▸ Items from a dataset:
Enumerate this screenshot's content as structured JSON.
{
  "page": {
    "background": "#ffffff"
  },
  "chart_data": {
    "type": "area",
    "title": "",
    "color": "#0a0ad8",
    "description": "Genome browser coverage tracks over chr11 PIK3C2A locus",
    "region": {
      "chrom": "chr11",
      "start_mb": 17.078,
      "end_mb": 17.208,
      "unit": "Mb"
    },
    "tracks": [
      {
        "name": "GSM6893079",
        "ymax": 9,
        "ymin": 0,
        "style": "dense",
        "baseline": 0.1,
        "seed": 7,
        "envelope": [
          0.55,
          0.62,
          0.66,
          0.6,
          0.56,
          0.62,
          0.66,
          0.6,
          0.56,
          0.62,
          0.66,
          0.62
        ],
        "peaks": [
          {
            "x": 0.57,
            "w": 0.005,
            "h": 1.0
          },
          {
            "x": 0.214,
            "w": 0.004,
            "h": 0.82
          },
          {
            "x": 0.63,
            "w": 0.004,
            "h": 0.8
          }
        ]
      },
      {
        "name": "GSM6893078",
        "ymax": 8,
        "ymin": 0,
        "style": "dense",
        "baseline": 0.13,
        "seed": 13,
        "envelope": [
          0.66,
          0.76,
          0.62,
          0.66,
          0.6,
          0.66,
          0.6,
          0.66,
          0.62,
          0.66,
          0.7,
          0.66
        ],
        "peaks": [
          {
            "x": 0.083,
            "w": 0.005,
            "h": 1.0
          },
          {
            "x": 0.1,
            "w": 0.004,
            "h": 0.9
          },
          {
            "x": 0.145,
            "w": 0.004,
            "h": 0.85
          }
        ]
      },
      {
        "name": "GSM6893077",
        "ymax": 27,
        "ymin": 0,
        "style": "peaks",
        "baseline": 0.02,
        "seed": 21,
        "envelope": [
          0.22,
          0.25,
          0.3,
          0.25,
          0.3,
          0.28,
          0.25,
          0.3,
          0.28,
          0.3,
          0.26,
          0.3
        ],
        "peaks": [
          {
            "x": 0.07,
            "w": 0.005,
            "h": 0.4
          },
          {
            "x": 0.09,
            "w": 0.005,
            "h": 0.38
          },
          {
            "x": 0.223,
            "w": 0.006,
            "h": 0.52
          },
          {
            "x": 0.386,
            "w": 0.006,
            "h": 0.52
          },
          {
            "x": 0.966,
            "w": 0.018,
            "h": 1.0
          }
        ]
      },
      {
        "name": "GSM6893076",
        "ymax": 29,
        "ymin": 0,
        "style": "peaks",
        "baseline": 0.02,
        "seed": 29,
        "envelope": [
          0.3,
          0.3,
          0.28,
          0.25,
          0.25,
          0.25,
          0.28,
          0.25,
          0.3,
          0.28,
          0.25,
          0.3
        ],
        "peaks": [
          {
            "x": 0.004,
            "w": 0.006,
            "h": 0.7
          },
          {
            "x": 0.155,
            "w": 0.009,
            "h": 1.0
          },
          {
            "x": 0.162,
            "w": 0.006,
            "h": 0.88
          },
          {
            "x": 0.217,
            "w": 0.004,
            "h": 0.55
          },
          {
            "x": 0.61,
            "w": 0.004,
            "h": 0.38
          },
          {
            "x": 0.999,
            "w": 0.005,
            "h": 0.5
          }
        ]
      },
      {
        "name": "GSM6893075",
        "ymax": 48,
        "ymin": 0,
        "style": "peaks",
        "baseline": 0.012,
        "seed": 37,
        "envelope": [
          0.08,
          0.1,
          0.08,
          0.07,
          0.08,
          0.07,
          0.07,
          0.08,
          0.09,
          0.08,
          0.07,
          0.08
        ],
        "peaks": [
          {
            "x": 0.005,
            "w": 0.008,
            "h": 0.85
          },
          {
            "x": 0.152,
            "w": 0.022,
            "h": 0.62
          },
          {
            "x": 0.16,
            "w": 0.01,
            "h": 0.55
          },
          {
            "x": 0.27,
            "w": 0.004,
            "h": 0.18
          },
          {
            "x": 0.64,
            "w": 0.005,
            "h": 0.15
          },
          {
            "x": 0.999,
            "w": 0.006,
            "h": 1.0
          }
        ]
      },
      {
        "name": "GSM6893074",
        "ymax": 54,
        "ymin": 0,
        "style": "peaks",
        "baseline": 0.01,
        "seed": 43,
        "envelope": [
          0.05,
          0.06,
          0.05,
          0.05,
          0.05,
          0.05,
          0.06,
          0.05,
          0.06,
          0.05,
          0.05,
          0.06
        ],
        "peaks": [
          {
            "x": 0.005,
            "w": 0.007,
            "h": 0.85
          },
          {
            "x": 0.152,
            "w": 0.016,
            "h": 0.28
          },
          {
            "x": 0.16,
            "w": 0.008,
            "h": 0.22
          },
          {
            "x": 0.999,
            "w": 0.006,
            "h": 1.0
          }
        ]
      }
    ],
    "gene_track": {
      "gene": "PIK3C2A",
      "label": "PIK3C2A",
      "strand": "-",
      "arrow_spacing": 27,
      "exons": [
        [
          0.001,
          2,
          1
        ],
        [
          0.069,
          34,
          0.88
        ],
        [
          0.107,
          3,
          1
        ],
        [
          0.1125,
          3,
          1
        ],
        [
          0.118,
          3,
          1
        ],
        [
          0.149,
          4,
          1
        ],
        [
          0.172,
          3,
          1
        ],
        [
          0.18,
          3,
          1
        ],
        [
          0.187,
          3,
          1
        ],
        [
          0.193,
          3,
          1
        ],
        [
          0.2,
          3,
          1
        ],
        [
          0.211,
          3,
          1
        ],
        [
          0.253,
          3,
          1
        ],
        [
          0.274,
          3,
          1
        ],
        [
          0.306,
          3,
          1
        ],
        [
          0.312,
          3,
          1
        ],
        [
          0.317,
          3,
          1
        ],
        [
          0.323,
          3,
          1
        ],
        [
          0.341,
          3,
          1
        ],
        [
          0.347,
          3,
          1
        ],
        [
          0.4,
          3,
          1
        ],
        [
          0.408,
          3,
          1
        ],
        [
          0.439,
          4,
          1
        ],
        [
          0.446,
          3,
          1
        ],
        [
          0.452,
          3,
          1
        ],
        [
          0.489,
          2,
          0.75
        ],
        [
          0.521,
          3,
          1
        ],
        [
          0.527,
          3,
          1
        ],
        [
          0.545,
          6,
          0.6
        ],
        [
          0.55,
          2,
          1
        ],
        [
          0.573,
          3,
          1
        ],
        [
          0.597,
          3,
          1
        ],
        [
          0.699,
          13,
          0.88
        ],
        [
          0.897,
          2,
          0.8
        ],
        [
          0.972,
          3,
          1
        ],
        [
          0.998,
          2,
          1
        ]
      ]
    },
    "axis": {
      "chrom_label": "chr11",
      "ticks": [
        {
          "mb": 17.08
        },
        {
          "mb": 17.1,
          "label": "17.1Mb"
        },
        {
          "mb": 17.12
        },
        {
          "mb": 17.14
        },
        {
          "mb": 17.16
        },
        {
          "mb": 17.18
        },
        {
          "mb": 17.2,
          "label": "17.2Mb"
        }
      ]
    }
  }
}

▸ To do: The answer must be all the lines above that hold the word "tracks".

▸ Task solution:
    "description": "Genome browser coverage tracks over chr11 PIK3C2A locus",
    "tracks": [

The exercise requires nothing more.